▸ **The task**
Identify the lines holding "that" and copy them.

▸ **Listing**

- - -

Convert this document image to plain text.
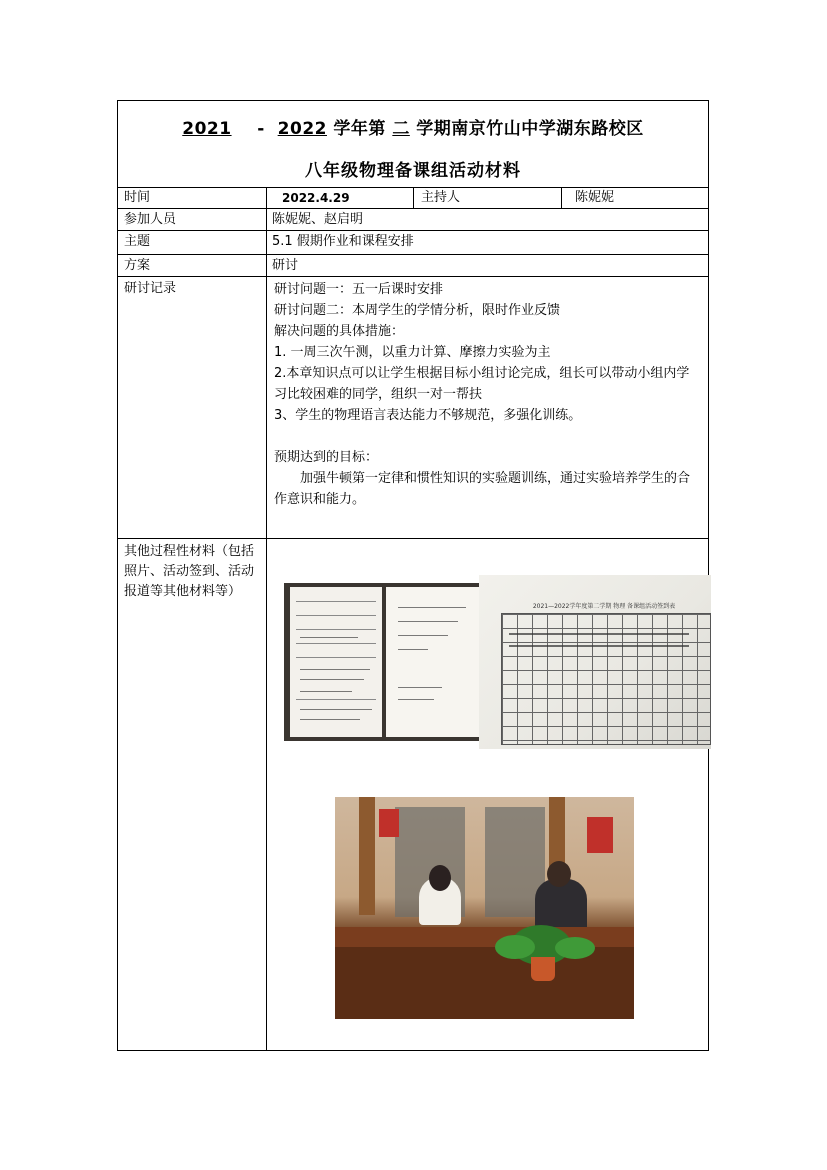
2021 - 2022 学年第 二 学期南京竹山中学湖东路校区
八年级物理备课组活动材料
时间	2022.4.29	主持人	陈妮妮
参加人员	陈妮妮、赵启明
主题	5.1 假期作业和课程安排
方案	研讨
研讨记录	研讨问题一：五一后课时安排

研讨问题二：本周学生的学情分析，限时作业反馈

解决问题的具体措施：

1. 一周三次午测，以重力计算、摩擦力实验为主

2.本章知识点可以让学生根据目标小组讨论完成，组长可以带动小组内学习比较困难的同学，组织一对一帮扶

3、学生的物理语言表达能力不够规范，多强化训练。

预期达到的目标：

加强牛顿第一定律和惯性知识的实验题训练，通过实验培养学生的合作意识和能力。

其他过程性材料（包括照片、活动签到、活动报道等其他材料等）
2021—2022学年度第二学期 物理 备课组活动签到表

- - -

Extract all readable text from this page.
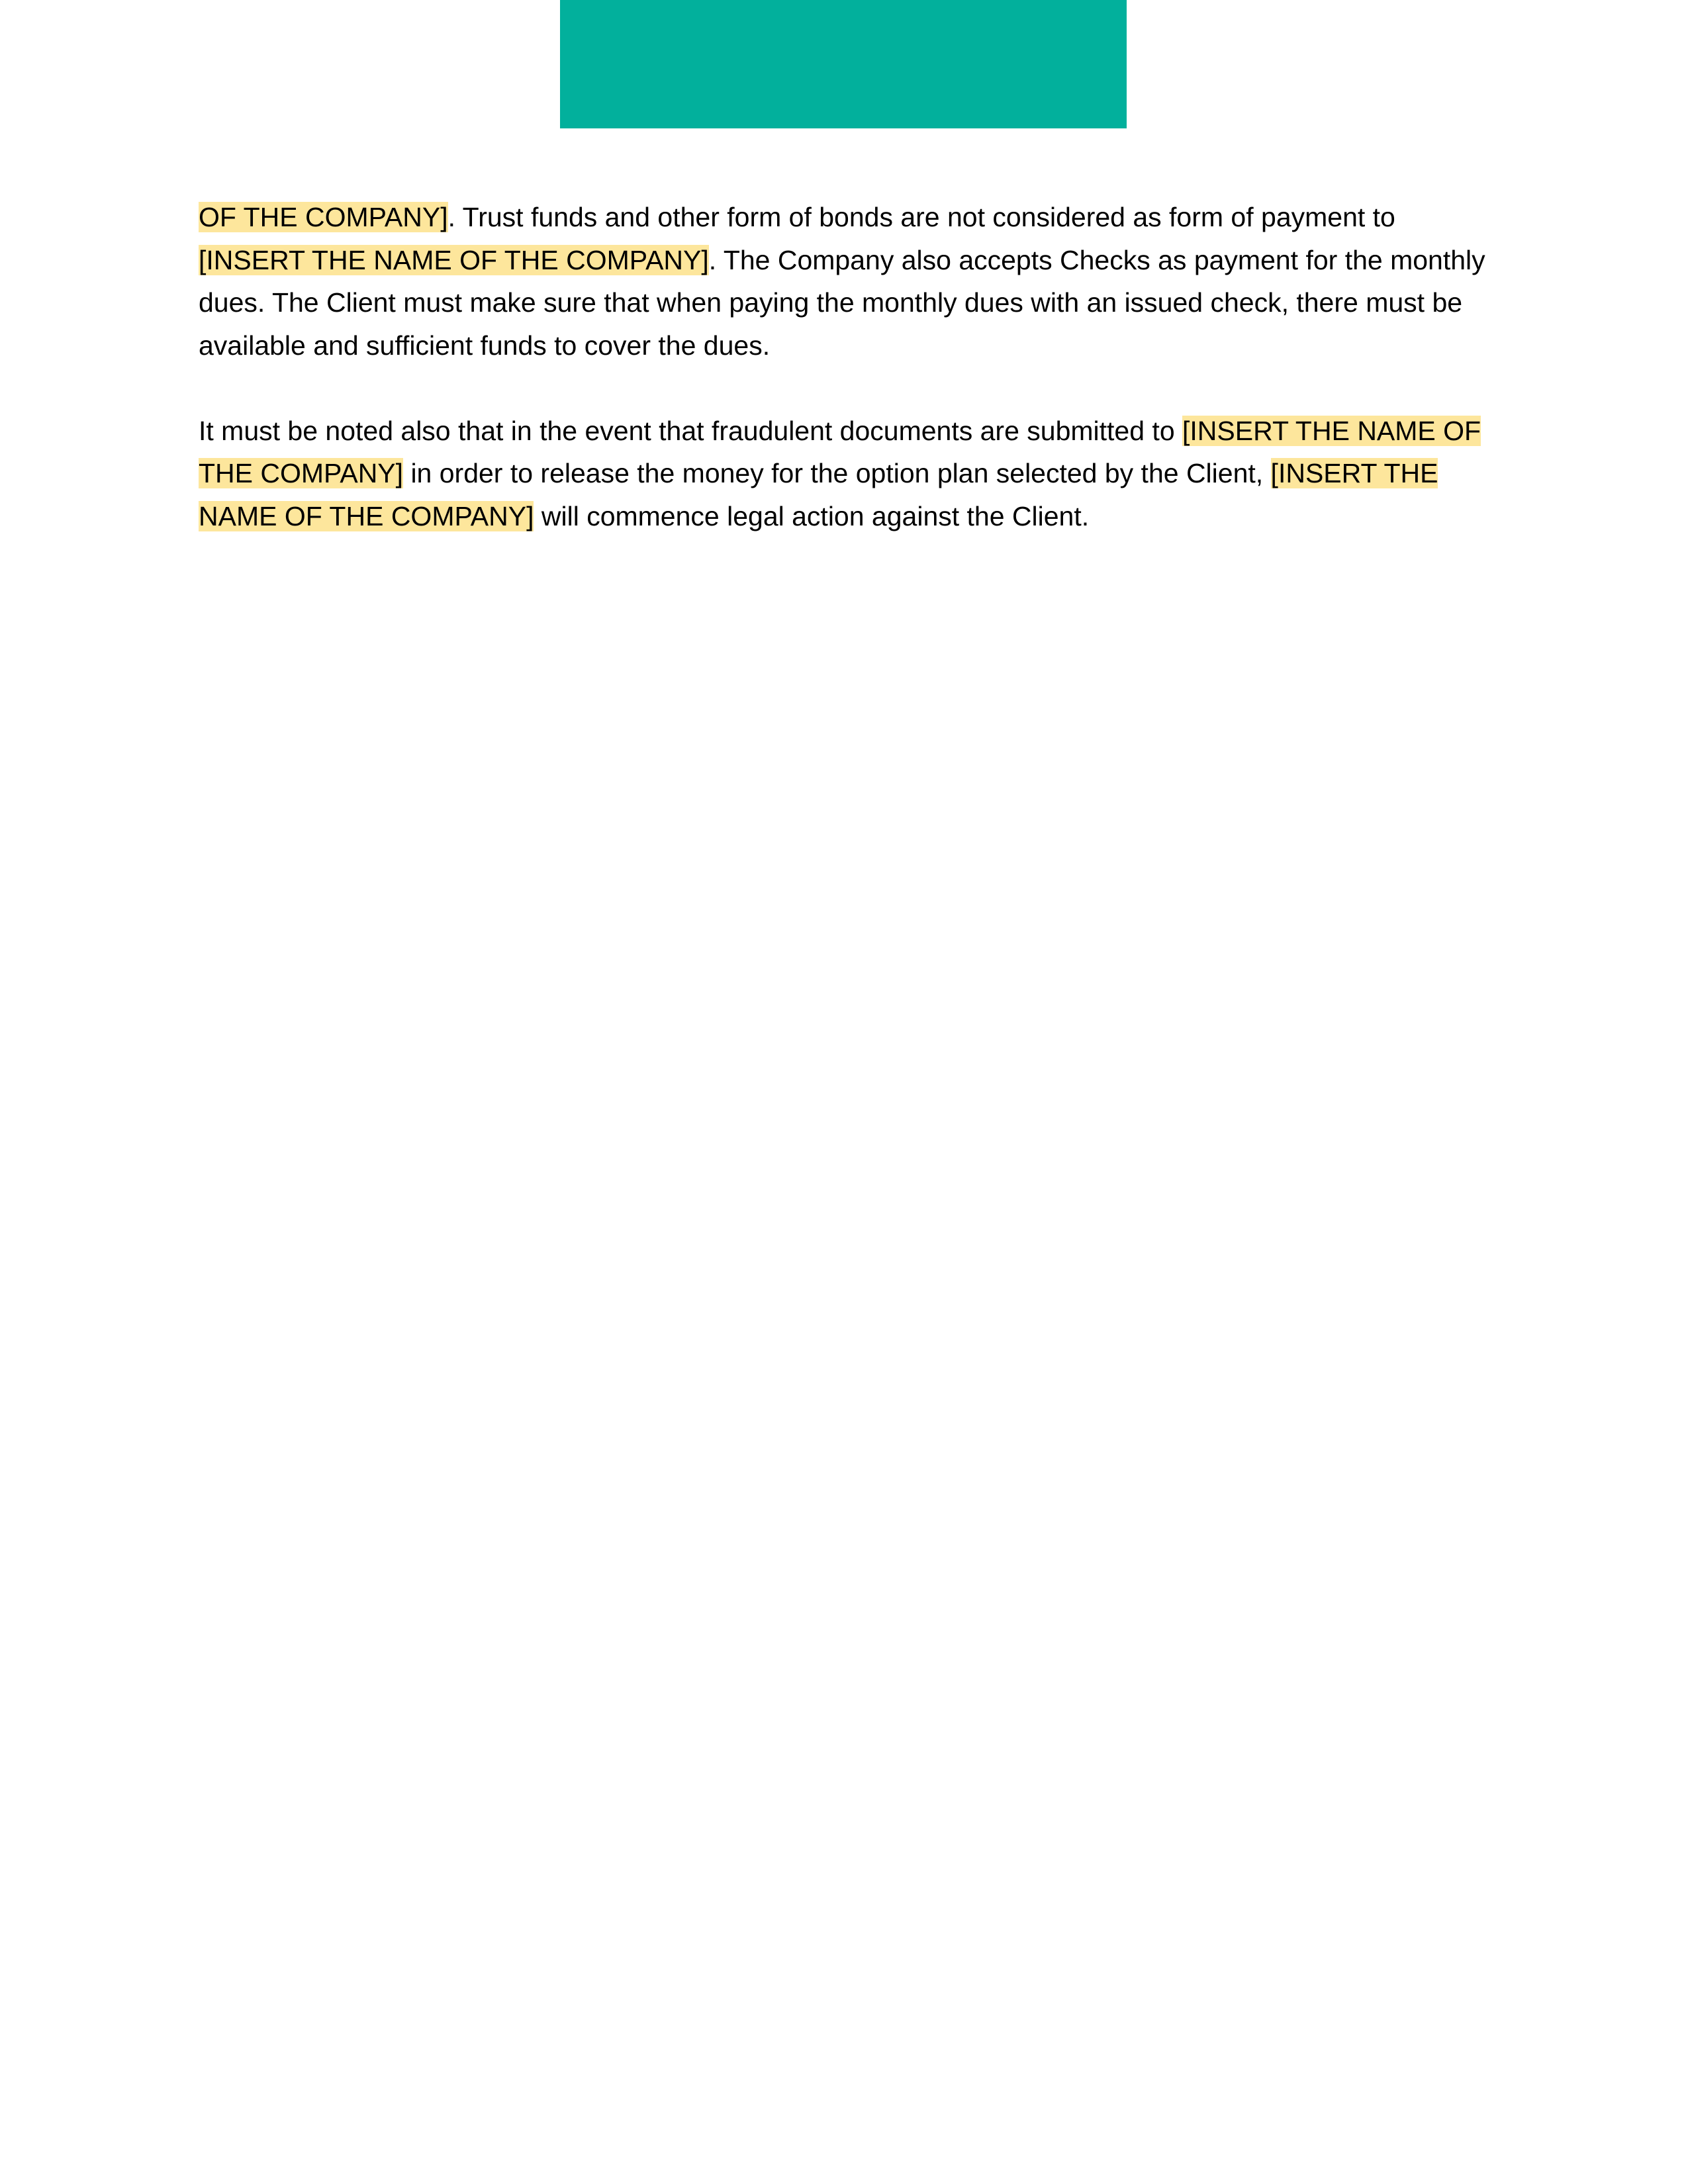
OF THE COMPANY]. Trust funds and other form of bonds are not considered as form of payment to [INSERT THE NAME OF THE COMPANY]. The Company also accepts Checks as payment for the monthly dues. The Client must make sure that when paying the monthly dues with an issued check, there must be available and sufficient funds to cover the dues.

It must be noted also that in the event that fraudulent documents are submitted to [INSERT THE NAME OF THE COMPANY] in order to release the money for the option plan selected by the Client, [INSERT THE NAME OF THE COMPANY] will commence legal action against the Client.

- - -

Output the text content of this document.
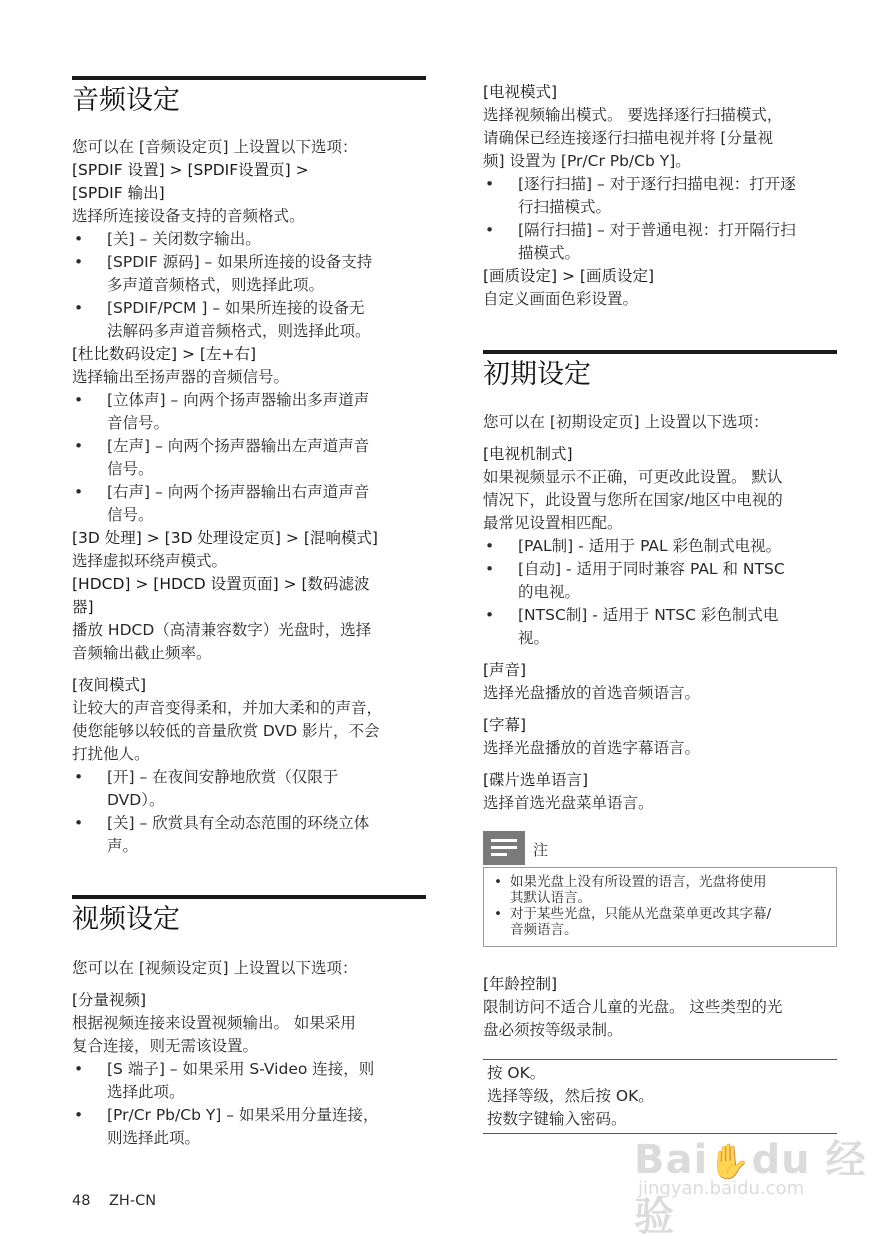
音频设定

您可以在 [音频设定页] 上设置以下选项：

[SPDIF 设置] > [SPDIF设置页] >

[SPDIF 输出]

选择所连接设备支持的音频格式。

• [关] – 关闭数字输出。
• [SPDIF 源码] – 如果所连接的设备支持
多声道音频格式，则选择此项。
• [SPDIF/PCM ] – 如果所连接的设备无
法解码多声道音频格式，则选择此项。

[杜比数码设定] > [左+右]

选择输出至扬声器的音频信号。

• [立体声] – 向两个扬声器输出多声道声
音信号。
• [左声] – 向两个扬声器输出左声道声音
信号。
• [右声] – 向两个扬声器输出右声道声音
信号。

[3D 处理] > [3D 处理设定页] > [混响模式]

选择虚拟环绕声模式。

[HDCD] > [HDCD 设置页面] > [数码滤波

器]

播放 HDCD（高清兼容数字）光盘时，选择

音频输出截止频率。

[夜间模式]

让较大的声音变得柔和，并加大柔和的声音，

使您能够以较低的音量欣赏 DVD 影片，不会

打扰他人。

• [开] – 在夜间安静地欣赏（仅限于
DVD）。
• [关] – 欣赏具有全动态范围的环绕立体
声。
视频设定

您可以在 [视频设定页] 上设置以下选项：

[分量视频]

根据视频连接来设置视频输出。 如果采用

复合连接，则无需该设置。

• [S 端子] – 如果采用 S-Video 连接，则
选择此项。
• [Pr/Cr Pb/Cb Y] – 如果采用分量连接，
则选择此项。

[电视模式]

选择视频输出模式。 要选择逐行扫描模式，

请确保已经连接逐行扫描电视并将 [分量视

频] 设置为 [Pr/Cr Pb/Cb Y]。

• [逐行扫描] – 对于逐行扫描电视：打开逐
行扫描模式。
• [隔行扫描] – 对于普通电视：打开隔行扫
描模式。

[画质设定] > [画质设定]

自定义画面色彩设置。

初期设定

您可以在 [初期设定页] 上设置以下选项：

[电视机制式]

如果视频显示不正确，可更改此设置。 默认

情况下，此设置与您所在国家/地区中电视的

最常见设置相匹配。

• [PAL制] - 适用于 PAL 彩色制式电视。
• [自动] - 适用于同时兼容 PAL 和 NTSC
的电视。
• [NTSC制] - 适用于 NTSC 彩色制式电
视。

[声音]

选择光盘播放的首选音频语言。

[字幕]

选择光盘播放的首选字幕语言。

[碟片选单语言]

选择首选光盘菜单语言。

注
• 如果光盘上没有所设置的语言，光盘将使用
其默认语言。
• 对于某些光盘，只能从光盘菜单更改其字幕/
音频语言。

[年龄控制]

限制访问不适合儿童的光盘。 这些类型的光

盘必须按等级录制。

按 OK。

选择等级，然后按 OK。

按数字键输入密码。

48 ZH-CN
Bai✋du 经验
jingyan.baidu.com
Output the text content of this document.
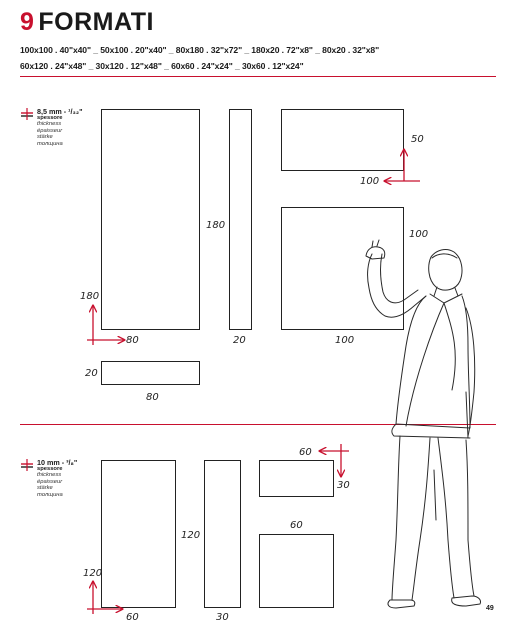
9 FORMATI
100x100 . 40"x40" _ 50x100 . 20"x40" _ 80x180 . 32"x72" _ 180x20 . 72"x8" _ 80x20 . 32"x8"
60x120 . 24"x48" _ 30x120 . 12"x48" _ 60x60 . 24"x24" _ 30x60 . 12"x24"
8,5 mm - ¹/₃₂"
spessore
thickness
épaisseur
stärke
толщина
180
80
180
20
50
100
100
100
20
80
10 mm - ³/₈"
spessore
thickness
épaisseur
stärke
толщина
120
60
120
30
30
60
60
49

- - -

▸ **Task result**
OF THE COMPANY]. Trust funds and other form of bonds are not considered as form of payment to [INSERT THE NAME OF THE COMPANY]. The Company also accepts Checks as payment for the monthly dues. The Client must make sure that when paying the monthly dues with an issued check, there must be available and sufficient funds to cover the dues.
It must be noted also that in the event that fraudulent documents are submitted to [INSERT THE NAME OF THE COMPANY] in order to release the money for the option plan selected by the Client, [INSERT THE NAME OF THE COMPANY] will commence legal action against the Client.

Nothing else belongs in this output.